# RECORDS PROVIDED

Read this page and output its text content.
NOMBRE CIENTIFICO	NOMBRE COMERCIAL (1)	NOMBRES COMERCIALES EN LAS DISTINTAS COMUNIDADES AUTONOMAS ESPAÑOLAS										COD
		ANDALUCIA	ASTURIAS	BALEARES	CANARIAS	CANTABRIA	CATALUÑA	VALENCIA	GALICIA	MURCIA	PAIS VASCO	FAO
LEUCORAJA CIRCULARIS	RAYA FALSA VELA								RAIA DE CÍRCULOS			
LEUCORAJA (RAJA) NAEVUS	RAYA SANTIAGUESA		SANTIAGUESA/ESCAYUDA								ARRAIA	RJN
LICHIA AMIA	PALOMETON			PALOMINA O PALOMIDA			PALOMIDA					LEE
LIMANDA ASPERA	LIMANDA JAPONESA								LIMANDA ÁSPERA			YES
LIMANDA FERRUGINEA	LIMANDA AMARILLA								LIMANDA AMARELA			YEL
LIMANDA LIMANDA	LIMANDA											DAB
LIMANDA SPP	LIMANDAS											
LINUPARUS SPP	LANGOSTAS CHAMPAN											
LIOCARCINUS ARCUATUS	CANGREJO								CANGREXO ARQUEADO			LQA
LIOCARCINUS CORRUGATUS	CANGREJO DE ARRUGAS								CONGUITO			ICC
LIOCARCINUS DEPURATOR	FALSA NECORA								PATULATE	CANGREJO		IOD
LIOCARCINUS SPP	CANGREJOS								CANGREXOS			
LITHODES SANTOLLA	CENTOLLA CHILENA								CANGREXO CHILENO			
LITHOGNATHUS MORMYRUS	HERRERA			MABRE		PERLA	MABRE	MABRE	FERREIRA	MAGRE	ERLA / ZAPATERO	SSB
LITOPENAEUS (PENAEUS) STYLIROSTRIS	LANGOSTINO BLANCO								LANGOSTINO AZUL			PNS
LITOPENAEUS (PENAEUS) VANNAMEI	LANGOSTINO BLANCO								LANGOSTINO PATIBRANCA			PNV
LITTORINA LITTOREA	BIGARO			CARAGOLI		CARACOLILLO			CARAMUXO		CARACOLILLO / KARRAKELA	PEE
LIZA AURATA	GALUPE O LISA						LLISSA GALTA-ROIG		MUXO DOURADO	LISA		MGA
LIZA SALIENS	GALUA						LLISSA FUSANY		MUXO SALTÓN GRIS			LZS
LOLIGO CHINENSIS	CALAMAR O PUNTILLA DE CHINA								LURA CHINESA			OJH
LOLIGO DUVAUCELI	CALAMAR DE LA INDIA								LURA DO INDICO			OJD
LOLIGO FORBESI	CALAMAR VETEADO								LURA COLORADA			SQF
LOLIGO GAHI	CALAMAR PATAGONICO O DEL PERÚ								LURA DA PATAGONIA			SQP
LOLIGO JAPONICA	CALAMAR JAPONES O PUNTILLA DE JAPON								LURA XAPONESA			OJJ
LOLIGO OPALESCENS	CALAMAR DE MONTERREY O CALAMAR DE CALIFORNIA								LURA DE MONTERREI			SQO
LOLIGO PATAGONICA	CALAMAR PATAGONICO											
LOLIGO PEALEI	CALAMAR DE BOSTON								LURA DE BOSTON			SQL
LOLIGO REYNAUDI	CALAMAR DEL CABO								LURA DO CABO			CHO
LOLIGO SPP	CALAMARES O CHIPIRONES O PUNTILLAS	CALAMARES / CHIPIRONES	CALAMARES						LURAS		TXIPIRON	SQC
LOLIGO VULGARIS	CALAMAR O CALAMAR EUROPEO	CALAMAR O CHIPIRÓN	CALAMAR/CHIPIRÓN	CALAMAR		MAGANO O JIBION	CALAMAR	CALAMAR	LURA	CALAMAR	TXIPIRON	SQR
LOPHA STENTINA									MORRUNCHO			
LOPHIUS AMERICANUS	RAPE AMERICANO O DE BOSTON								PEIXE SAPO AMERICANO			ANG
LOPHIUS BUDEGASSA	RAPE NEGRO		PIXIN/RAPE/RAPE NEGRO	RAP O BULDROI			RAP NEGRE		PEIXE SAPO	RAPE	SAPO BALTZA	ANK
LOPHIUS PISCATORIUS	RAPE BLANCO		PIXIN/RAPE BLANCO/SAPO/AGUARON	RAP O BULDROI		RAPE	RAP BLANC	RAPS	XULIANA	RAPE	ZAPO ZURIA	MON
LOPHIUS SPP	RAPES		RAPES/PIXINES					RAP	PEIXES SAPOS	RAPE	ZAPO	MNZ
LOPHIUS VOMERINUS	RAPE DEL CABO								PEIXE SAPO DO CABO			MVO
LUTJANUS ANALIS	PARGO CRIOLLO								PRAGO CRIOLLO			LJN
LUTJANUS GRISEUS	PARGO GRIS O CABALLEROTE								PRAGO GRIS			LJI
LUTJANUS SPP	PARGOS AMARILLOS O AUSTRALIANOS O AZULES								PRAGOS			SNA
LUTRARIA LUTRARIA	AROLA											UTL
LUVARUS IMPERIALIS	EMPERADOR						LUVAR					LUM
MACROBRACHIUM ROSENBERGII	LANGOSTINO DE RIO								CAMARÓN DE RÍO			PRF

# WHAT YOU ARE ASKED TO DO
Reproduce the data shown above exactly.

# COMPLETE OUTPUT
Read this page and output its text content.
NOMBRE CIENTIFICO	NOMBRE COMERCIAL (1)	NOMBRES COMERCIALES EN LAS DISTINTAS COMUNIDADES AUTONOMAS ESPAÑOLAS										COD
		ANDALUCIA	ASTURIAS	BALEARES	CANARIAS	CANTABRIA	CATALUÑA	VALENCIA	GALICIA	MURCIA	PAIS VASCO	FAO
LEUCORAJA CIRCULARIS	RAYA FALSA VELA								RAIA DE CÍRCULOS			
LEUCORAJA (RAJA) NAEVUS	RAYA SANTIAGUESA		SANTIAGUESA/ESCAYUDA								ARRAIA	RJN
LICHIA AMIA	PALOMETON			PALOMINA O PALOMIDA			PALOMIDA					LEE
LIMANDA ASPERA	LIMANDA JAPONESA								LIMANDA ÁSPERA			YES
LIMANDA FERRUGINEA	LIMANDA AMARILLA								LIMANDA AMARELA			YEL
LIMANDA LIMANDA	LIMANDA											DAB
LIMANDA SPP	LIMANDAS											
LINUPARUS SPP	LANGOSTAS CHAMPAN											
LIOCARCINUS ARCUATUS	CANGREJO								CANGREXO ARQUEADO			LQA
LIOCARCINUS CORRUGATUS	CANGREJO DE ARRUGAS								CONGUITO			ICC
LIOCARCINUS DEPURATOR	FALSA NECORA								PATULATE	CANGREJO		IOD
LIOCARCINUS SPP	CANGREJOS								CANGREXOS			
LITHODES SANTOLLA	CENTOLLA CHILENA								CANGREXO CHILENO			
LITHOGNATHUS MORMYRUS	HERRERA			MABRE		PERLA	MABRE	MABRE	FERREIRA	MAGRE	ERLA / ZAPATERO	SSB
LITOPENAEUS (PENAEUS) STYLIROSTRIS	LANGOSTINO BLANCO								LANGOSTINO AZUL			PNS
LITOPENAEUS (PENAEUS) VANNAMEI	LANGOSTINO BLANCO								LANGOSTINO PATIBRANCA			PNV
LITTORINA LITTOREA	BIGARO			CARAGOLI		CARACOLILLO			CARAMUXO		CARACOLILLO / KARRAKELA	PEE
LIZA AURATA	GALUPE O LISA						LLISSA GALTA-ROIG		MUXO DOURADO	LISA		MGA
LIZA SALIENS	GALUA						LLISSA FUSANY		MUXO SALTÓN GRIS			LZS
LOLIGO CHINENSIS	CALAMAR O PUNTILLA DE CHINA								LURA CHINESA			OJH
LOLIGO DUVAUCELI	CALAMAR DE LA INDIA								LURA DO INDICO			OJD
LOLIGO FORBESI	CALAMAR VETEADO								LURA COLORADA			SQF
LOLIGO GAHI	CALAMAR PATAGONICO O DEL PERÚ								LURA DA PATAGONIA			SQP
LOLIGO JAPONICA	CALAMAR JAPONES O PUNTILLA DE JAPON								LURA XAPONESA			OJJ
LOLIGO OPALESCENS	CALAMAR DE MONTERREY O CALAMAR DE CALIFORNIA								LURA DE MONTERREI			SQO
LOLIGO PATAGONICA	CALAMAR PATAGONICO											
LOLIGO PEALEI	CALAMAR DE BOSTON								LURA DE BOSTON			SQL
LOLIGO REYNAUDI	CALAMAR DEL CABO								LURA DO CABO			CHO
LOLIGO SPP	CALAMARES O CHIPIRONES O PUNTILLAS	CALAMARES / CHIPIRONES	CALAMARES						LURAS		TXIPIRON	SQC
LOLIGO VULGARIS	CALAMAR O CALAMAR EUROPEO	CALAMAR O CHIPIRÓN	CALAMAR/CHIPIRÓN	CALAMAR		MAGANO O JIBION	CALAMAR	CALAMAR	LURA	CALAMAR	TXIPIRON	SQR
LOPHA STENTINA									MORRUNCHO			
LOPHIUS AMERICANUS	RAPE AMERICANO O DE BOSTON								PEIXE SAPO AMERICANO			ANG
LOPHIUS BUDEGASSA	RAPE NEGRO		PIXIN/RAPE/RAPE NEGRO	RAP O BULDROI			RAP NEGRE		PEIXE SAPO	RAPE	SAPO BALTZA	ANK
LOPHIUS PISCATORIUS	RAPE BLANCO		PIXIN/RAPE BLANCO/SAPO/AGUARON	RAP O BULDROI		RAPE	RAP BLANC	RAPS	XULIANA	RAPE	ZAPO ZURIA	MON
LOPHIUS SPP	RAPES		RAPES/PIXINES					RAP	PEIXES SAPOS	RAPE	ZAPO	MNZ
LOPHIUS VOMERINUS	RAPE DEL CABO								PEIXE SAPO DO CABO			MVO
LUTJANUS ANALIS	PARGO CRIOLLO								PRAGO CRIOLLO			LJN
LUTJANUS GRISEUS	PARGO GRIS O CABALLEROTE								PRAGO GRIS			LJI
LUTJANUS SPP	PARGOS AMARILLOS O AUSTRALIANOS O AZULES								PRAGOS			SNA
LUTRARIA LUTRARIA	AROLA											UTL
LUVARUS IMPERIALIS	EMPERADOR						LUVAR					LUM
MACROBRACHIUM ROSENBERGII	LANGOSTINO DE RIO								CAMARÓN DE RÍO			PRF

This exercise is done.